Your task:
Lines that hold the word "birth" should be located and copied.

## BEGIN Stored data

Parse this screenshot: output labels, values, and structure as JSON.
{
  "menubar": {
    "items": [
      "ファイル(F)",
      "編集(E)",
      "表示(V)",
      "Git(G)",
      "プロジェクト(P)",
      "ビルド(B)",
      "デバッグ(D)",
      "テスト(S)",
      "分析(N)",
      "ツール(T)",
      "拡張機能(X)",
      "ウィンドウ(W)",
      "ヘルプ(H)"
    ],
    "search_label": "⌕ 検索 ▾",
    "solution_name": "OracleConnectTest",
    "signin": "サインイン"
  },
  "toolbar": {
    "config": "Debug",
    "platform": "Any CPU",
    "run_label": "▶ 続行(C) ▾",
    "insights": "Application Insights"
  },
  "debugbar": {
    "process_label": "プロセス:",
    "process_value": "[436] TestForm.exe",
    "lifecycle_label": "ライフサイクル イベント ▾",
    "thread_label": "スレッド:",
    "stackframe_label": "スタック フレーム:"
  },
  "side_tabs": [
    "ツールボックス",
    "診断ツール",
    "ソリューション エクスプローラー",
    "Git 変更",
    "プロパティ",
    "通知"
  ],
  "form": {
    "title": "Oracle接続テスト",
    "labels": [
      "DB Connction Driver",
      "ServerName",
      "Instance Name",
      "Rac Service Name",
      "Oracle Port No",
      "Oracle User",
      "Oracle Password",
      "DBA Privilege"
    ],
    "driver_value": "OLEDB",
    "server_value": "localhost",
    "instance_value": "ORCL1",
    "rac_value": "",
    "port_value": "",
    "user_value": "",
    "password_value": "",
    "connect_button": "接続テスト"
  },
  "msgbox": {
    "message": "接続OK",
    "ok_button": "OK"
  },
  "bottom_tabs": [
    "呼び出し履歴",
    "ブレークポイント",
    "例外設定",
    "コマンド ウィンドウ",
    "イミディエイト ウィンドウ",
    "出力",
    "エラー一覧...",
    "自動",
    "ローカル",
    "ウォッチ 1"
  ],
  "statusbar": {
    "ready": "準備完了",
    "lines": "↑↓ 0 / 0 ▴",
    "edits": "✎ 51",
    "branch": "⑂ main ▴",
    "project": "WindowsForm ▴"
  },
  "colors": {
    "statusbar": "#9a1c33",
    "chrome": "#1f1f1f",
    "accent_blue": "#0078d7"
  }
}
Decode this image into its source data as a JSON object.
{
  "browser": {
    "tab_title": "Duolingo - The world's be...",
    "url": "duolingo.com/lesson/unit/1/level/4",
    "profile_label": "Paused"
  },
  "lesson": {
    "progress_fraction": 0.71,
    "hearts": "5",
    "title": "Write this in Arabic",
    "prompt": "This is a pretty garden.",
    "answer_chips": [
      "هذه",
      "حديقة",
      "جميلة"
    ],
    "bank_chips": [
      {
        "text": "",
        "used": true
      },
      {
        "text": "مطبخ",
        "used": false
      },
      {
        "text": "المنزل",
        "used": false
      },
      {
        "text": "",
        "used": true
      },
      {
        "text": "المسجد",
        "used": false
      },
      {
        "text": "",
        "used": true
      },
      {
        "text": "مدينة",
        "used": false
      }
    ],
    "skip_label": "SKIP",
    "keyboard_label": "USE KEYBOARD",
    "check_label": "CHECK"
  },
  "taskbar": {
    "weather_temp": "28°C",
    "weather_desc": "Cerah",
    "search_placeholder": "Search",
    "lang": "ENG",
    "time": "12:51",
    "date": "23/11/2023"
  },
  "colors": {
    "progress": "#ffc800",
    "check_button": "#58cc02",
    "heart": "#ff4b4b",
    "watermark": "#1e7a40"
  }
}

## END Stored data
## BEGIN Stored data

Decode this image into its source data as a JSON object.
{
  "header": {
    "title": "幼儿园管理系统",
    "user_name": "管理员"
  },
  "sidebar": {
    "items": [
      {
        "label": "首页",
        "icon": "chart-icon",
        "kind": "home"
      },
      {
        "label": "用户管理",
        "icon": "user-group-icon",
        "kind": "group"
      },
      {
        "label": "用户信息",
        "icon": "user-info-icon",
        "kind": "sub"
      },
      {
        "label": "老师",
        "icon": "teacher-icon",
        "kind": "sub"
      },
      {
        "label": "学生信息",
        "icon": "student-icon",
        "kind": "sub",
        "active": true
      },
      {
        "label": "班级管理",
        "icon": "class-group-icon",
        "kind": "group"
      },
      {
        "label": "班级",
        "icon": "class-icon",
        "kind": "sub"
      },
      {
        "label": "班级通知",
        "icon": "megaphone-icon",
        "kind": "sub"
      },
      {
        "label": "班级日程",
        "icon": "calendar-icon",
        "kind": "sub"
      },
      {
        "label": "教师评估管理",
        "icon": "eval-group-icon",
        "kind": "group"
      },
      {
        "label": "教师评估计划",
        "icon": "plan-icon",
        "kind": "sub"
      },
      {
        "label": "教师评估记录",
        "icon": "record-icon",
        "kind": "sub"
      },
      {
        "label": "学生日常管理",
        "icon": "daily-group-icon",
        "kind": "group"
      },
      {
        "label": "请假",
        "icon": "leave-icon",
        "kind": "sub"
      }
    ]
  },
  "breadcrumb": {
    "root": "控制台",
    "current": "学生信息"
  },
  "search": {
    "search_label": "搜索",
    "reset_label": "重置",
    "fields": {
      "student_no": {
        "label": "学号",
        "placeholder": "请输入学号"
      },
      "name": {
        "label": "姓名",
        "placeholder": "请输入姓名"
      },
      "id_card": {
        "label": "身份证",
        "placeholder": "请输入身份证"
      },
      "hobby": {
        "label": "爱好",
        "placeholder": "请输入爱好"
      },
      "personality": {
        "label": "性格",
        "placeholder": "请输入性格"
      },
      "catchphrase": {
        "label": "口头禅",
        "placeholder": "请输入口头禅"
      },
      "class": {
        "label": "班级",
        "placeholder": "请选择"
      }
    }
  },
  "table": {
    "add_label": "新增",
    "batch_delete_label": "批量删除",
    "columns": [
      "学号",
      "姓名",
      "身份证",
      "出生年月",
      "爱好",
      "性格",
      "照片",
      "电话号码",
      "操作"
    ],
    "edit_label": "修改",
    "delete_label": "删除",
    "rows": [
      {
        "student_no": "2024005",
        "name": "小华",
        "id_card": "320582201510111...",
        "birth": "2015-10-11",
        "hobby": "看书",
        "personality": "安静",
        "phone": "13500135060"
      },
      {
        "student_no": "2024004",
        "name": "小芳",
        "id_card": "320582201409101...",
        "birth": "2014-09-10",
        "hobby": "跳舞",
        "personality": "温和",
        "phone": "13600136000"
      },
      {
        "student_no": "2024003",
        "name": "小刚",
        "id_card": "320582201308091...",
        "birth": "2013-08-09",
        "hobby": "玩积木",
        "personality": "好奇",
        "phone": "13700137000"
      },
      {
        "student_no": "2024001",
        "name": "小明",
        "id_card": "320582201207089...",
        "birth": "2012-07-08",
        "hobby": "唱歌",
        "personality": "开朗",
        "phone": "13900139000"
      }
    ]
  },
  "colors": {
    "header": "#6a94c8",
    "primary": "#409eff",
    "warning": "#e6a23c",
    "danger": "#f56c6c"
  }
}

## END Stored data

Response to the exercise:
        "birth": "2015-10-11",
        "birth": "2014-09-10",
        "birth": "2013-08-09",
        "birth": "2012-07-08",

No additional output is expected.